__STORED RECORDS__:
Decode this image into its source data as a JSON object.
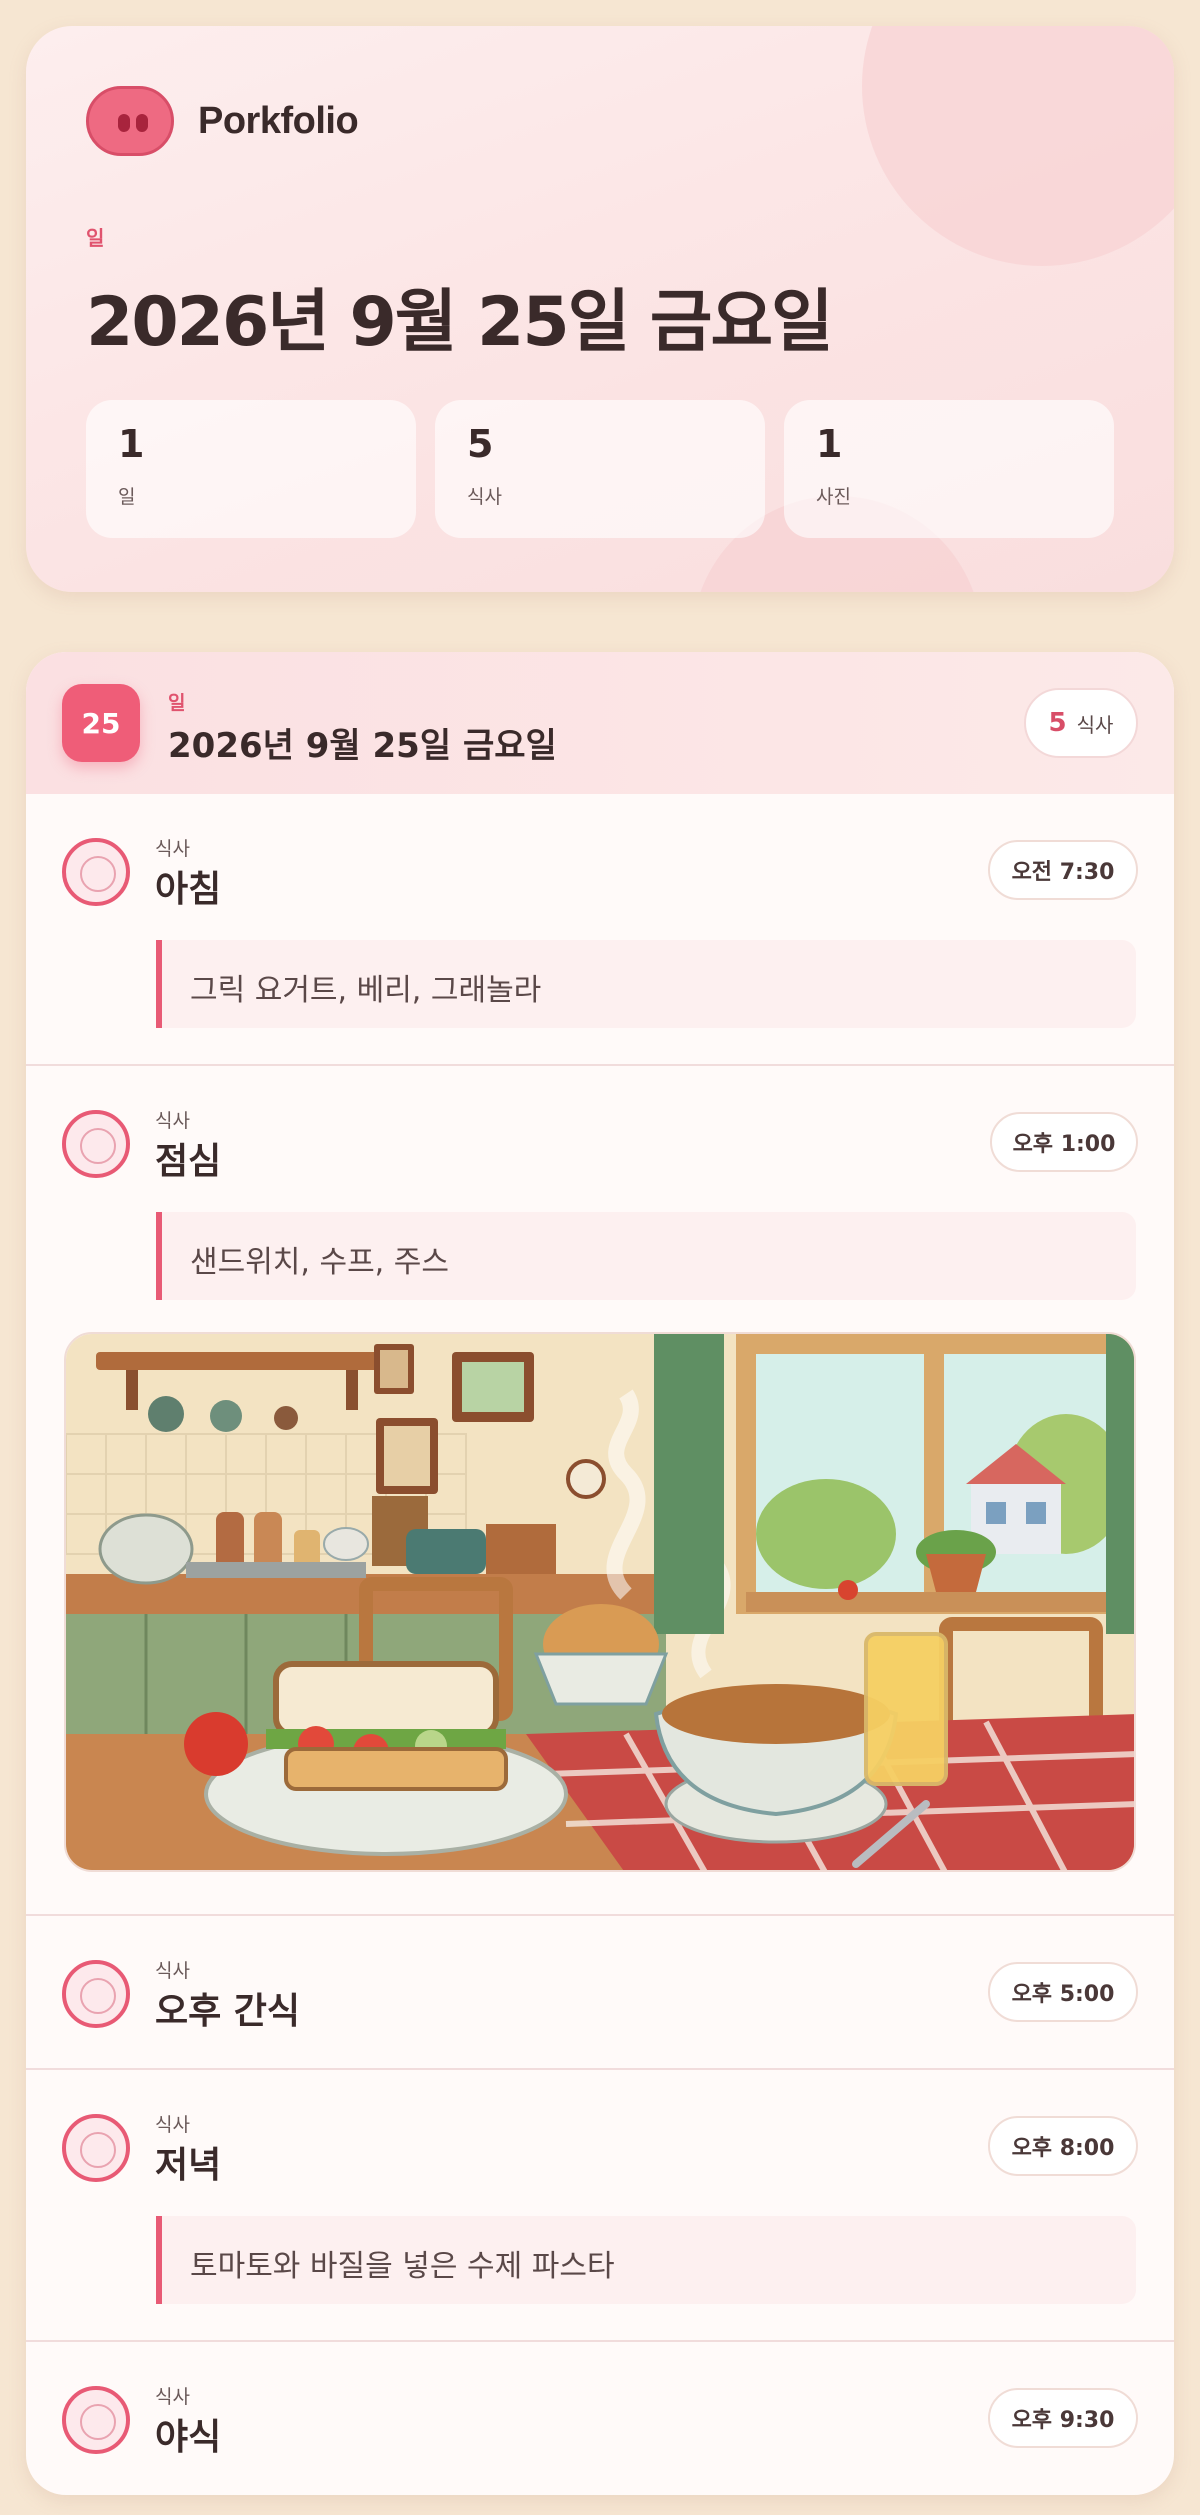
{
  "app": {
    "name": "Porkfolio"
  },
  "summary": {
    "label": "일",
    "title": "2026년 9월 25일 금요일",
    "stats": [
      {
        "value": "1",
        "label": "일"
      },
      {
        "value": "5",
        "label": "식사"
      },
      {
        "value": "1",
        "label": "사진"
      }
    ]
  },
  "day": {
    "badge": "25",
    "label": "일",
    "title": "2026년 9월 25일 금요일",
    "meal_count": "5",
    "meal_count_label": "식사"
  },
  "meals": [
    {
      "category": "식사",
      "name": "아침",
      "time": "오전 7:30",
      "note": "그릭 요거트, 베리, 그래놀라"
    },
    {
      "category": "식사",
      "name": "점심",
      "time": "오후 1:00",
      "note": "샌드위치, 수프, 주스"
    },
    {
      "category": "식사",
      "name": "오후 간식",
      "time": "오후 5:00"
    },
    {
      "category": "식사",
      "name": "저녁",
      "time": "오후 8:00",
      "note": "토마토와 바질을 넣은 수제 파스타"
    },
    {
      "category": "식사",
      "name": "야식",
      "time": "오후 9:30"
    }
  ],
  "icons": {
    "logo": "pig-snout-icon",
    "meal": "plate-icon"
  },
  "colors": {
    "accent": "#ef5d78",
    "background": "#f6e6d2",
    "card": "#fffaf9"
  }
}
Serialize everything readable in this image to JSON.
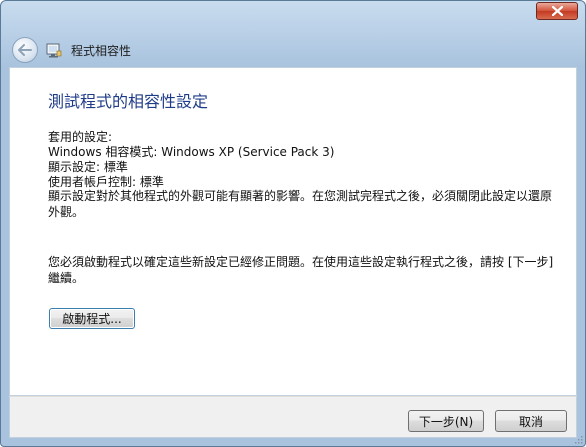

__GIVEN REQUEST__:
Filter the entries and copy out every line with the word "JSON".

__RESPONSE BELOW__:
Decode this image into its source data as a JSON object.
Serialize everything readable in this image to JSON.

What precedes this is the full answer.